#### Prompt
Answer with one number: the count of lines in the listing below that hold the word "world".

======== Given entries ========

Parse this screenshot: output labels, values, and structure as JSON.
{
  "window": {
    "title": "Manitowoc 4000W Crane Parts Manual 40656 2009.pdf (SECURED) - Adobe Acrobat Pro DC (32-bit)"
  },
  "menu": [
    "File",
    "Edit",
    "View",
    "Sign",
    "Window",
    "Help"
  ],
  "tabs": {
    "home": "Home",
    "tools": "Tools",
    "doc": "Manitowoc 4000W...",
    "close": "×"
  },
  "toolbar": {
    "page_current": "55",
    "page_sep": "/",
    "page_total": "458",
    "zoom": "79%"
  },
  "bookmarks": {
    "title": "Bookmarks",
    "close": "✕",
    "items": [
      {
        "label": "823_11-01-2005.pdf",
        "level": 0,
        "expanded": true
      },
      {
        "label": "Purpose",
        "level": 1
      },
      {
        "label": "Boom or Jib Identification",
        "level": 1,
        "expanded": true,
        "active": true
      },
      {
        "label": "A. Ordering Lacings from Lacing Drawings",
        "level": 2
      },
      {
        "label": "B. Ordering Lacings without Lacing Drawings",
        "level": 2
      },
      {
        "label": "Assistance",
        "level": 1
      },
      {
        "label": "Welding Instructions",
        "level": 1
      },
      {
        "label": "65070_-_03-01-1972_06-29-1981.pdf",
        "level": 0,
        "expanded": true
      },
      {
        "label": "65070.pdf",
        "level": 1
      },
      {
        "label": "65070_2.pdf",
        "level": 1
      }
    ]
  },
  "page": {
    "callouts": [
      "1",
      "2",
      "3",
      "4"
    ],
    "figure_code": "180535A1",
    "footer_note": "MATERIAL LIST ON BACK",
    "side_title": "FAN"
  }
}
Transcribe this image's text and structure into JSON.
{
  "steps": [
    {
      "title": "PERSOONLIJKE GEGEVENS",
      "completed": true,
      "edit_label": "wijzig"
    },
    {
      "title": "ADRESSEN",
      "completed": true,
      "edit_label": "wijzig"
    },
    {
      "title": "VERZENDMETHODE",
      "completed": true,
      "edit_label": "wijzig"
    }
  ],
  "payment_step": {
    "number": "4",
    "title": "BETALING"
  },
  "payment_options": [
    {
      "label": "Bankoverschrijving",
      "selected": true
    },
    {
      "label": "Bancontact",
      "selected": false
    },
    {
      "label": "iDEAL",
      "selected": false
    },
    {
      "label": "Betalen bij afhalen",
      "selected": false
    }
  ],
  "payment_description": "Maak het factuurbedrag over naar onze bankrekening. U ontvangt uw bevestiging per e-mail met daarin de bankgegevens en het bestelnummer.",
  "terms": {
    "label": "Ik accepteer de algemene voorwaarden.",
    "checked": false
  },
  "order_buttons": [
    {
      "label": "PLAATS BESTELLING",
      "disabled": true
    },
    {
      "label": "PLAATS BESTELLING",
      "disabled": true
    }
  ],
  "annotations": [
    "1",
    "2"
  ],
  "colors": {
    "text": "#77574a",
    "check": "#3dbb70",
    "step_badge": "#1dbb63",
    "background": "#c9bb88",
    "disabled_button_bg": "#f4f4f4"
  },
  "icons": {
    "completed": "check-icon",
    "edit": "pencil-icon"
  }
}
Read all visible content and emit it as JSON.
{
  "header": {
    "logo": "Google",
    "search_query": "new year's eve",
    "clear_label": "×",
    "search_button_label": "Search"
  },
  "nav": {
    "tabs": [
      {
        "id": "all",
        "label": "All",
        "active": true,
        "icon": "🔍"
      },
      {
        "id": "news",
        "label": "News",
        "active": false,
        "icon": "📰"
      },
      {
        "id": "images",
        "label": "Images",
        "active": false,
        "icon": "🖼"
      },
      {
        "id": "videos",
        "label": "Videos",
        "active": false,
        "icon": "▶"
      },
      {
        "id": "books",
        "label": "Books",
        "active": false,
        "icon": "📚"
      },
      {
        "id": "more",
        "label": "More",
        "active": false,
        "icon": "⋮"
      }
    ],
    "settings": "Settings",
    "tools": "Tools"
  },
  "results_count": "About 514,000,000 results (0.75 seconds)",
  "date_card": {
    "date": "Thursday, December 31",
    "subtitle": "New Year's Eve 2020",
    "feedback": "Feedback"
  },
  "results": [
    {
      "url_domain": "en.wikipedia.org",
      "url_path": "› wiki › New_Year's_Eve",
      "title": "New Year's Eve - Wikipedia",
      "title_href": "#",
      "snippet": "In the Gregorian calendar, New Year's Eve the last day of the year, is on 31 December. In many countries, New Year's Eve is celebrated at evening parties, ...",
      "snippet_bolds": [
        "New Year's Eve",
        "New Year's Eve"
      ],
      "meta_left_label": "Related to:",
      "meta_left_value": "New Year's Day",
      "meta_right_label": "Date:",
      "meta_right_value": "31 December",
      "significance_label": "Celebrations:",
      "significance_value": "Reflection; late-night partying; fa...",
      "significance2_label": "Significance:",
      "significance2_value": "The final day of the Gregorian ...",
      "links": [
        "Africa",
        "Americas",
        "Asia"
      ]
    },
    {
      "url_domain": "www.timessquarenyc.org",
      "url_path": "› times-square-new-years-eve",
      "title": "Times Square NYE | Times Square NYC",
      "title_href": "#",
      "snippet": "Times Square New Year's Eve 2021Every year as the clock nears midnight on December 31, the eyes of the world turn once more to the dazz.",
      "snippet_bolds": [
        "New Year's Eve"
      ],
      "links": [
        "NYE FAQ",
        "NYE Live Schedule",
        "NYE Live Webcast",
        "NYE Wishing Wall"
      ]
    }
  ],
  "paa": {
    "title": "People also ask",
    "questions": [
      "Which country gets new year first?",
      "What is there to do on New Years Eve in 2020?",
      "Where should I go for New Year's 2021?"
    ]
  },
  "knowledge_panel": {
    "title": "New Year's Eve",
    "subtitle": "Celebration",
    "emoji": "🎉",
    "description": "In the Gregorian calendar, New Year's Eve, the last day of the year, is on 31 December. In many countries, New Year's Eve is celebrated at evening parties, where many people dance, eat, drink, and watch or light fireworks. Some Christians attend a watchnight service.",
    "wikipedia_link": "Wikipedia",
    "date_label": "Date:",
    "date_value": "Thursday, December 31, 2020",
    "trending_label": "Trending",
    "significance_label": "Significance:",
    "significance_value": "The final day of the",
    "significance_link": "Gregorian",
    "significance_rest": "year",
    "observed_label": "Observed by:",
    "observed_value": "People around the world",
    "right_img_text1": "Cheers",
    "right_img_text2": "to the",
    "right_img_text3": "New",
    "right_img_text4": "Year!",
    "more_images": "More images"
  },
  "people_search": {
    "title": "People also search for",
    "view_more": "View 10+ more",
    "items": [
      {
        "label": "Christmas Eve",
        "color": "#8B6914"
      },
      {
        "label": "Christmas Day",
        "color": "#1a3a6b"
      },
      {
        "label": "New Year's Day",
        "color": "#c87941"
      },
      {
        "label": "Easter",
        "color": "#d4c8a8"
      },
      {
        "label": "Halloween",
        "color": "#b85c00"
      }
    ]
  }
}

========

#### Solution below
2